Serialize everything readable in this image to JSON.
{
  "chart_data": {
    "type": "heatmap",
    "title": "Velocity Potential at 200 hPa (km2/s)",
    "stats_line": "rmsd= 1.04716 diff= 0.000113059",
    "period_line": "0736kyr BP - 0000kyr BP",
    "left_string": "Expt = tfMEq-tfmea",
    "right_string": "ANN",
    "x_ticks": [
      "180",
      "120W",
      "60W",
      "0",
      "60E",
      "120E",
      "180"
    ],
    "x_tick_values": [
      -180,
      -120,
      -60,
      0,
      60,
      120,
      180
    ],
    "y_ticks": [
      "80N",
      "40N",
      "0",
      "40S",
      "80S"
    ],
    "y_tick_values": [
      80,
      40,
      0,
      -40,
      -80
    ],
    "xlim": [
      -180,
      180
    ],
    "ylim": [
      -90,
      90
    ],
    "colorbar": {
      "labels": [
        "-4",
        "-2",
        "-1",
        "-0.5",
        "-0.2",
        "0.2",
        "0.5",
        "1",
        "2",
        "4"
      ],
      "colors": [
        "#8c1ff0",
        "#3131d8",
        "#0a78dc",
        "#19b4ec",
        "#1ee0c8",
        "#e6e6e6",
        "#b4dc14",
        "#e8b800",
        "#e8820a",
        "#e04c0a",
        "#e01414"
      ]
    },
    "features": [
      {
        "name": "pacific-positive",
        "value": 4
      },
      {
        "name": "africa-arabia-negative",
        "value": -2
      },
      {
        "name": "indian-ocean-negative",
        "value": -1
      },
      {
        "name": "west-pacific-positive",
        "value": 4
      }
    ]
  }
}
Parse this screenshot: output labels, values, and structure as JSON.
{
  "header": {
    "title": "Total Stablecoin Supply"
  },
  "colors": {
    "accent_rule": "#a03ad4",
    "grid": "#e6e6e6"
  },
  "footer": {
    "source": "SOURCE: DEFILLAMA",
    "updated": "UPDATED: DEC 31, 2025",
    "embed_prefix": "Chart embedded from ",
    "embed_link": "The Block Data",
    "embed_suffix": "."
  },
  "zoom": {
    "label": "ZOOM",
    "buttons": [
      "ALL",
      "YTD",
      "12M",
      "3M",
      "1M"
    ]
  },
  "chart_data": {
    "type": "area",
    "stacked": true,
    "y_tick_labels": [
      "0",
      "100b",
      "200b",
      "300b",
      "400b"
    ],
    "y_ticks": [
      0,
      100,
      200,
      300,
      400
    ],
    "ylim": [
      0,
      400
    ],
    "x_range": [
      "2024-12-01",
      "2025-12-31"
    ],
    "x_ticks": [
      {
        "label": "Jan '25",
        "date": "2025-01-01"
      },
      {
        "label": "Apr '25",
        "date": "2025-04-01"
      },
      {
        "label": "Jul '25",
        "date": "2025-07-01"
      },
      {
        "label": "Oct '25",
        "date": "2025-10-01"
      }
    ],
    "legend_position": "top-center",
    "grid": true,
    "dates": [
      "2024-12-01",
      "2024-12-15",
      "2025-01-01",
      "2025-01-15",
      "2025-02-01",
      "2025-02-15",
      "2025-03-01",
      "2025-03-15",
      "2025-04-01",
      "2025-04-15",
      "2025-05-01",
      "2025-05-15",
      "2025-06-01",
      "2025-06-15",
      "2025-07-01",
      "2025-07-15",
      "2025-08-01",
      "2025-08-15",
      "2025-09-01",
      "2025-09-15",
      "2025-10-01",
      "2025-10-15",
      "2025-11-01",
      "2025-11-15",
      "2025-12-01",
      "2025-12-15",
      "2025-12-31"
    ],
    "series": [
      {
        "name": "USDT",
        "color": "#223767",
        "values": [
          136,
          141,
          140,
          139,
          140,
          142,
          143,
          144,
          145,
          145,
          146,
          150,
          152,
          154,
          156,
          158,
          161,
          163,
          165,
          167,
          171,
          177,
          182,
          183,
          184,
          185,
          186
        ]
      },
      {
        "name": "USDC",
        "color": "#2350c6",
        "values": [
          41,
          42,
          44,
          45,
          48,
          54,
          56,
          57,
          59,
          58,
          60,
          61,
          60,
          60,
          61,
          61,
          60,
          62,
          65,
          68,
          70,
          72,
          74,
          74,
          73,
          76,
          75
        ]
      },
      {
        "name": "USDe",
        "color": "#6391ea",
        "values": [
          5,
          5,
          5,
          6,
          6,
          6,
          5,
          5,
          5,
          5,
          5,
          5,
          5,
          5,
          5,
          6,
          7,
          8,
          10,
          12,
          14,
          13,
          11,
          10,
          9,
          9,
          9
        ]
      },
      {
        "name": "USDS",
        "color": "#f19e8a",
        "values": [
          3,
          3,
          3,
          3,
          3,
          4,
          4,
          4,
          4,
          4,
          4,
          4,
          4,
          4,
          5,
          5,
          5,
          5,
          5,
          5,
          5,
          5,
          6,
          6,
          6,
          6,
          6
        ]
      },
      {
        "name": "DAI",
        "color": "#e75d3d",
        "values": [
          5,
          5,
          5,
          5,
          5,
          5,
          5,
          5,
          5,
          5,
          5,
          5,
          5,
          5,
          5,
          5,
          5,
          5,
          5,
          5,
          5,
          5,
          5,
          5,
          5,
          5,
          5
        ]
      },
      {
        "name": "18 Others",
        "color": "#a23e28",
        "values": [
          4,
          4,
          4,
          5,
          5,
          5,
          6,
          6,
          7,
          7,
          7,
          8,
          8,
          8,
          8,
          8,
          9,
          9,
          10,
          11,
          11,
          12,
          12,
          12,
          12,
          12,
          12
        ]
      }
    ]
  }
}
◆ ◆ ◆ ◆ ◆ ◆ ◆
Would you write down every record again, exactly?

- ANSWER:
Serialize everything readable in this image to JSON.
{
  "chart_data": {
    "type": "heatmap",
    "title": "Velocity Potential at 200 hPa (km2/s)",
    "stats_line": "rmsd= 1.04716 diff= 0.000113059",
    "period_line": "0736kyr BP - 0000kyr BP",
    "left_string": "Expt = tfMEq-tfmea",
    "right_string": "ANN",
    "x_ticks": [
      "180",
      "120W",
      "60W",
      "0",
      "60E",
      "120E",
      "180"
    ],
    "x_tick_values": [
      -180,
      -120,
      -60,
      0,
      60,
      120,
      180
    ],
    "y_ticks": [
      "80N",
      "40N",
      "0",
      "40S",
      "80S"
    ],
    "y_tick_values": [
      80,
      40,
      0,
      -40,
      -80
    ],
    "xlim": [
      -180,
      180
    ],
    "ylim": [
      -90,
      90
    ],
    "colorbar": {
      "labels": [
        "-4",
        "-2",
        "-1",
        "-0.5",
        "-0.2",
        "0.2",
        "0.5",
        "1",
        "2",
        "4"
      ],
      "colors": [
        "#8c1ff0",
        "#3131d8",
        "#0a78dc",
        "#19b4ec",
        "#1ee0c8",
        "#e6e6e6",
        "#b4dc14",
        "#e8b800",
        "#e8820a",
        "#e04c0a",
        "#e01414"
      ]
    },
    "features": [
      {
        "name": "pacific-positive",
        "value": 4
      },
      {
        "name": "africa-arabia-negative",
        "value": -2
      },
      {
        "name": "indian-ocean-negative",
        "value": -1
      },
      {
        "name": "west-pacific-positive",
        "value": 4
      }
    ]
  }
}
Parse this screenshot: output labels, values, and structure as JSON.
{
  "header": {
    "title": "Total Stablecoin Supply"
  },
  "colors": {
    "accent_rule": "#a03ad4",
    "grid": "#e6e6e6"
  },
  "footer": {
    "source": "SOURCE: DEFILLAMA",
    "updated": "UPDATED: DEC 31, 2025",
    "embed_prefix": "Chart embedded from ",
    "embed_link": "The Block Data",
    "embed_suffix": "."
  },
  "zoom": {
    "label": "ZOOM",
    "buttons": [
      "ALL",
      "YTD",
      "12M",
      "3M",
      "1M"
    ]
  },
  "chart_data": {
    "type": "area",
    "stacked": true,
    "y_tick_labels": [
      "0",
      "100b",
      "200b",
      "300b",
      "400b"
    ],
    "y_ticks": [
      0,
      100,
      200,
      300,
      400
    ],
    "ylim": [
      0,
      400
    ],
    "x_range": [
      "2024-12-01",
      "2025-12-31"
    ],
    "x_ticks": [
      {
        "label": "Jan '25",
        "date": "2025-01-01"
      },
      {
        "label": "Apr '25",
        "date": "2025-04-01"
      },
      {
        "label": "Jul '25",
        "date": "2025-07-01"
      },
      {
        "label": "Oct '25",
        "date": "2025-10-01"
      }
    ],
    "legend_position": "top-center",
    "grid": true,
    "dates": [
      "2024-12-01",
      "2024-12-15",
      "2025-01-01",
      "2025-01-15",
      "2025-02-01",
      "2025-02-15",
      "2025-03-01",
      "2025-03-15",
      "2025-04-01",
      "2025-04-15",
      "2025-05-01",
      "2025-05-15",
      "2025-06-01",
      "2025-06-15",
      "2025-07-01",
      "2025-07-15",
      "2025-08-01",
      "2025-08-15",
      "2025-09-01",
      "2025-09-15",
      "2025-10-01",
      "2025-10-15",
      "2025-11-01",
      "2025-11-15",
      "2025-12-01",
      "2025-12-15",
      "2025-12-31"
    ],
    "series": [
      {
        "name": "USDT",
        "color": "#223767",
        "values": [
          136,
          141,
          140,
          139,
          140,
          142,
          143,
          144,
          145,
          145,
          146,
          150,
          152,
          154,
          156,
          158,
          161,
          163,
          165,
          167,
          171,
          177,
          182,
          183,
          184,
          185,
          186
        ]
      },
      {
        "name": "USDC",
        "color": "#2350c6",
        "values": [
          41,
          42,
          44,
          45,
          48,
          54,
          56,
          57,
          59,
          58,
          60,
          61,
          60,
          60,
          61,
          61,
          60,
          62,
          65,
          68,
          70,
          72,
          74,
          74,
          73,
          76,
          75
        ]
      },
      {
        "name": "USDe",
        "color": "#6391ea",
        "values": [
          5,
          5,
          5,
          6,
          6,
          6,
          5,
          5,
          5,
          5,
          5,
          5,
          5,
          5,
          5,
          6,
          7,
          8,
          10,
          12,
          14,
          13,
          11,
          10,
          9,
          9,
          9
        ]
      },
      {
        "name": "USDS",
        "color": "#f19e8a",
        "values": [
          3,
          3,
          3,
          3,
          3,
          4,
          4,
          4,
          4,
          4,
          4,
          4,
          4,
          4,
          5,
          5,
          5,
          5,
          5,
          5,
          5,
          5,
          6,
          6,
          6,
          6,
          6
        ]
      },
      {
        "name": "DAI",
        "color": "#e75d3d",
        "values": [
          5,
          5,
          5,
          5,
          5,
          5,
          5,
          5,
          5,
          5,
          5,
          5,
          5,
          5,
          5,
          5,
          5,
          5,
          5,
          5,
          5,
          5,
          5,
          5,
          5,
          5,
          5
        ]
      },
      {
        "name": "18 Others",
        "color": "#a23e28",
        "values": [
          4,
          4,
          4,
          5,
          5,
          5,
          6,
          6,
          7,
          7,
          7,
          8,
          8,
          8,
          8,
          8,
          9,
          9,
          10,
          11,
          11,
          12,
          12,
          12,
          12,
          12,
          12
        ]
      }
    ]
  }
}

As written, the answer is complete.